**Provided material:**

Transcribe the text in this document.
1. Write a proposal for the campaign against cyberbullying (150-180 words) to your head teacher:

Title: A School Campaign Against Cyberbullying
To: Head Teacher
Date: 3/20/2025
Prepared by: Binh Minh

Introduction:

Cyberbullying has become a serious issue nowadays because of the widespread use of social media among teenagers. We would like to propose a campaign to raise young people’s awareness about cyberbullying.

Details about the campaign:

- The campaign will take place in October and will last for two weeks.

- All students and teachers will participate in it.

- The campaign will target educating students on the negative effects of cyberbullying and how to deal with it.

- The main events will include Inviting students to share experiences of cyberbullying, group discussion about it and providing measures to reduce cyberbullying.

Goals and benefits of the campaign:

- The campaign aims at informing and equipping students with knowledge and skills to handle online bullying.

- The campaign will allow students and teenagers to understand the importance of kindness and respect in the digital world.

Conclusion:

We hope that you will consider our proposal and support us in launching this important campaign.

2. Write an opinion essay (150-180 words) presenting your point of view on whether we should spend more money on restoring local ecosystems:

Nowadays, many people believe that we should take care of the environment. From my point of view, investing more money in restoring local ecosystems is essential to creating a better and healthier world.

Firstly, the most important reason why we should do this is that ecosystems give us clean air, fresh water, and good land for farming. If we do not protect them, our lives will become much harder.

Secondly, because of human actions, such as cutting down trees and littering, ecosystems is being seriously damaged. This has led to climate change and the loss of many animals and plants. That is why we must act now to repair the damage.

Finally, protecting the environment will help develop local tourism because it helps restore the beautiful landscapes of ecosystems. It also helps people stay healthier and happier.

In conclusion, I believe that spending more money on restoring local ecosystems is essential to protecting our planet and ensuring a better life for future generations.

**What is asked:**
Each record should come back exactly as written.

**Problem solution:**
Transcribe the text in this document.
1. Write a proposal for the campaign against cyberbullying (150-180 words) to your head teacher:

Title: A School Campaign Against Cyberbullying
To: Head Teacher
Date: 3/20/2025
Prepared by: Binh Minh

Introduction:

Cyberbullying has become a serious issue nowadays because of the widespread use of social media among teenagers. We would like to propose a campaign to raise young people’s awareness about cyberbullying.

Details about the campaign:

- The campaign will take place in October and will last for two weeks.

- All students and teachers will participate in it.

- The campaign will target educating students on the negative effects of cyberbullying and how to deal with it.

- The main events will include Inviting students to share experiences of cyberbullying, group discussion about it and providing measures to reduce cyberbullying.

Goals and benefits of the campaign:

- The campaign aims at informing and equipping students with knowledge and skills to handle online bullying.

- The campaign will allow students and teenagers to understand the importance of kindness and respect in the digital world.

Conclusion:

We hope that you will consider our proposal and support us in launching this important campaign.

2. Write an opinion essay (150-180 words) presenting your point of view on whether we should spend more money on restoring local ecosystems:

Nowadays, many people believe that we should take care of the environment. From my point of view, investing more money in restoring local ecosystems is essential to creating a better and healthier world.

Firstly, the most important reason why we should do this is that ecosystems give us clean air, fresh water, and good land for farming. If we do not protect them, our lives will become much harder.

Secondly, because of human actions, such as cutting down trees and littering, ecosystems is being seriously damaged. This has led to climate change and the loss of many animals and plants. That is why we must act now to repair the damage.

Finally, protecting the environment will help develop local tourism because it helps restore the beautiful landscapes of ecosystems. It also helps people stay healthier and happier.

In conclusion, I believe that spending more money on restoring local ecosystems is essential to protecting our planet and ensuring a better life for future generations.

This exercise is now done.